::: Data records

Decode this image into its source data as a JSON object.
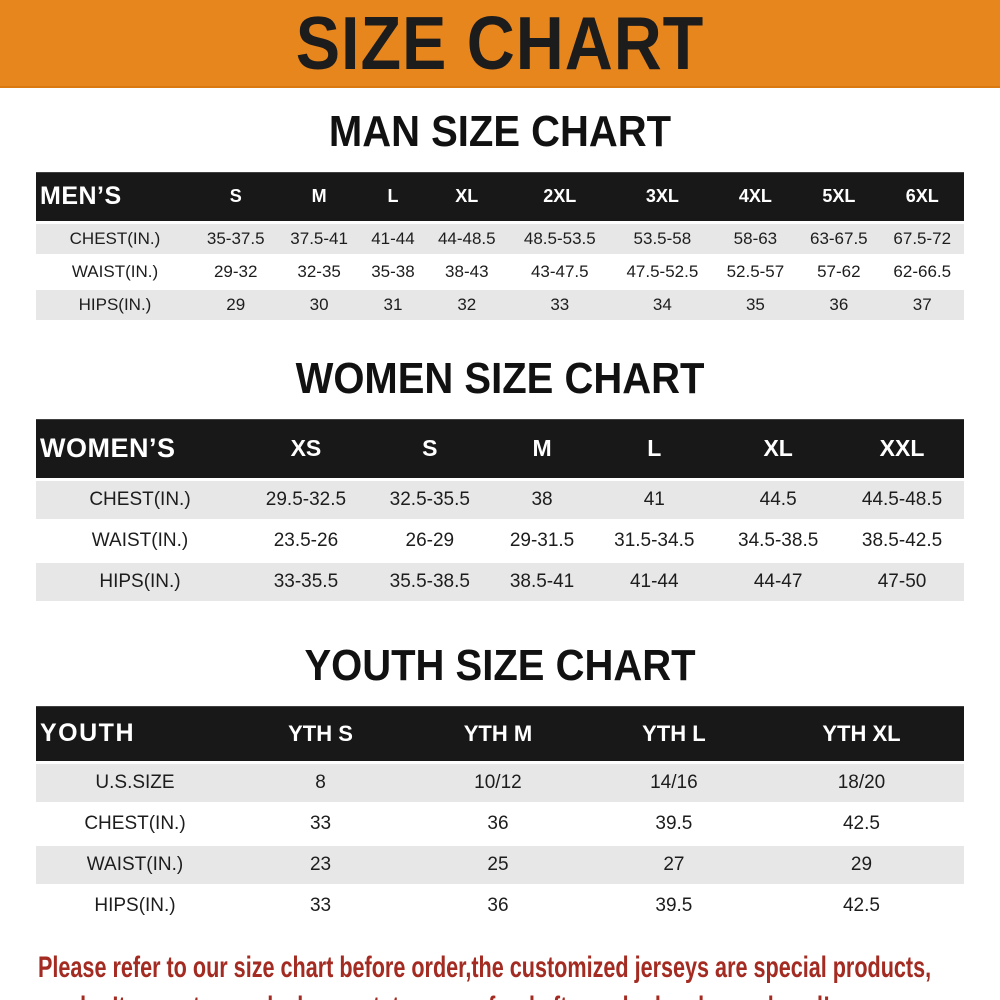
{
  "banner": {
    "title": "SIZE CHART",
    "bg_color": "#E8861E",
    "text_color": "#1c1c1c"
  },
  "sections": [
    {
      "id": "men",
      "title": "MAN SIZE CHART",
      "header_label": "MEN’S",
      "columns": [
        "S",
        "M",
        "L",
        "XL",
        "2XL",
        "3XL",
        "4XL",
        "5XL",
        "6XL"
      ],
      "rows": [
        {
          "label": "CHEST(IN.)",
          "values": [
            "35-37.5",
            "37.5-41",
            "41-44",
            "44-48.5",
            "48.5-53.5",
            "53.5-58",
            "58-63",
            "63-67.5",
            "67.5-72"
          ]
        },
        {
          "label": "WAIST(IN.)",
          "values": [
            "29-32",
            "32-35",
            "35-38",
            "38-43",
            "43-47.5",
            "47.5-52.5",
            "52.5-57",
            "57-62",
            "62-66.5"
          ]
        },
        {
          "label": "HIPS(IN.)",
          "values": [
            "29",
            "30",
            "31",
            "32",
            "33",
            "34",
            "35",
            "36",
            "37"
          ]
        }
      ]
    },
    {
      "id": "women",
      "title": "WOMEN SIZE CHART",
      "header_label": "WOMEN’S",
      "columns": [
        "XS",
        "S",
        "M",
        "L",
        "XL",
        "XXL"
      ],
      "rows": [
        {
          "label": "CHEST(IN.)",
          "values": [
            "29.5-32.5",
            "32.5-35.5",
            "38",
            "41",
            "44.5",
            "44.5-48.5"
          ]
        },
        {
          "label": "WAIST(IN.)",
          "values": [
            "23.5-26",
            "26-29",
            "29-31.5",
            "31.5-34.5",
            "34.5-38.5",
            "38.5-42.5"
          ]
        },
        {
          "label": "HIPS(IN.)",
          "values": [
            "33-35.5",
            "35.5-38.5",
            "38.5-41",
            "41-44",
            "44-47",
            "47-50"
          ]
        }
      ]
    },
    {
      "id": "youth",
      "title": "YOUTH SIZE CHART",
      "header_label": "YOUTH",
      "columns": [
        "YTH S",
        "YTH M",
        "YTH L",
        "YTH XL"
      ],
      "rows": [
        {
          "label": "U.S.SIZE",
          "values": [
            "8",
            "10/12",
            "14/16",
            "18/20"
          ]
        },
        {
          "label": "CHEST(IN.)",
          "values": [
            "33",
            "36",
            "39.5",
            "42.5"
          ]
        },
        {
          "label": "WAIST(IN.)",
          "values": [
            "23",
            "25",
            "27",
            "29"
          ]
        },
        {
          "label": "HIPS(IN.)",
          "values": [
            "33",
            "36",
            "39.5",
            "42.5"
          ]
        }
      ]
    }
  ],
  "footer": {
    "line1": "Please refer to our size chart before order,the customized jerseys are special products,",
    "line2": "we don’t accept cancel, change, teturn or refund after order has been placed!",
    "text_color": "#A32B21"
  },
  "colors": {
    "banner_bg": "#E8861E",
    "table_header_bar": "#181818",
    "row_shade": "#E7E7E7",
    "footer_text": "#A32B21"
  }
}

::::::

◆ What you have to do:
Strip the images and reproduce the remaining records precisely.

◆ Finished task:
Decode this image into its source data as a JSON object.
{
  "banner": {
    "title": "SIZE CHART",
    "bg_color": "#E8861E",
    "text_color": "#1c1c1c"
  },
  "sections": [
    {
      "id": "men",
      "title": "MAN SIZE CHART",
      "header_label": "MEN’S",
      "columns": [
        "S",
        "M",
        "L",
        "XL",
        "2XL",
        "3XL",
        "4XL",
        "5XL",
        "6XL"
      ],
      "rows": [
        {
          "label": "CHEST(IN.)",
          "values": [
            "35-37.5",
            "37.5-41",
            "41-44",
            "44-48.5",
            "48.5-53.5",
            "53.5-58",
            "58-63",
            "63-67.5",
            "67.5-72"
          ]
        },
        {
          "label": "WAIST(IN.)",
          "values": [
            "29-32",
            "32-35",
            "35-38",
            "38-43",
            "43-47.5",
            "47.5-52.5",
            "52.5-57",
            "57-62",
            "62-66.5"
          ]
        },
        {
          "label": "HIPS(IN.)",
          "values": [
            "29",
            "30",
            "31",
            "32",
            "33",
            "34",
            "35",
            "36",
            "37"
          ]
        }
      ]
    },
    {
      "id": "women",
      "title": "WOMEN SIZE CHART",
      "header_label": "WOMEN’S",
      "columns": [
        "XS",
        "S",
        "M",
        "L",
        "XL",
        "XXL"
      ],
      "rows": [
        {
          "label": "CHEST(IN.)",
          "values": [
            "29.5-32.5",
            "32.5-35.5",
            "38",
            "41",
            "44.5",
            "44.5-48.5"
          ]
        },
        {
          "label": "WAIST(IN.)",
          "values": [
            "23.5-26",
            "26-29",
            "29-31.5",
            "31.5-34.5",
            "34.5-38.5",
            "38.5-42.5"
          ]
        },
        {
          "label": "HIPS(IN.)",
          "values": [
            "33-35.5",
            "35.5-38.5",
            "38.5-41",
            "41-44",
            "44-47",
            "47-50"
          ]
        }
      ]
    },
    {
      "id": "youth",
      "title": "YOUTH SIZE CHART",
      "header_label": "YOUTH",
      "columns": [
        "YTH S",
        "YTH M",
        "YTH L",
        "YTH XL"
      ],
      "rows": [
        {
          "label": "U.S.SIZE",
          "values": [
            "8",
            "10/12",
            "14/16",
            "18/20"
          ]
        },
        {
          "label": "CHEST(IN.)",
          "values": [
            "33",
            "36",
            "39.5",
            "42.5"
          ]
        },
        {
          "label": "WAIST(IN.)",
          "values": [
            "23",
            "25",
            "27",
            "29"
          ]
        },
        {
          "label": "HIPS(IN.)",
          "values": [
            "33",
            "36",
            "39.5",
            "42.5"
          ]
        }
      ]
    }
  ],
  "footer": {
    "line1": "Please refer to our size chart before order,the customized jerseys are special products,",
    "line2": "we don’t accept cancel, change, teturn or refund after order has been placed!",
    "text_color": "#A32B21"
  },
  "colors": {
    "banner_bg": "#E8861E",
    "table_header_bar": "#181818",
    "row_shade": "#E7E7E7",
    "footer_text": "#A32B21"
  }
}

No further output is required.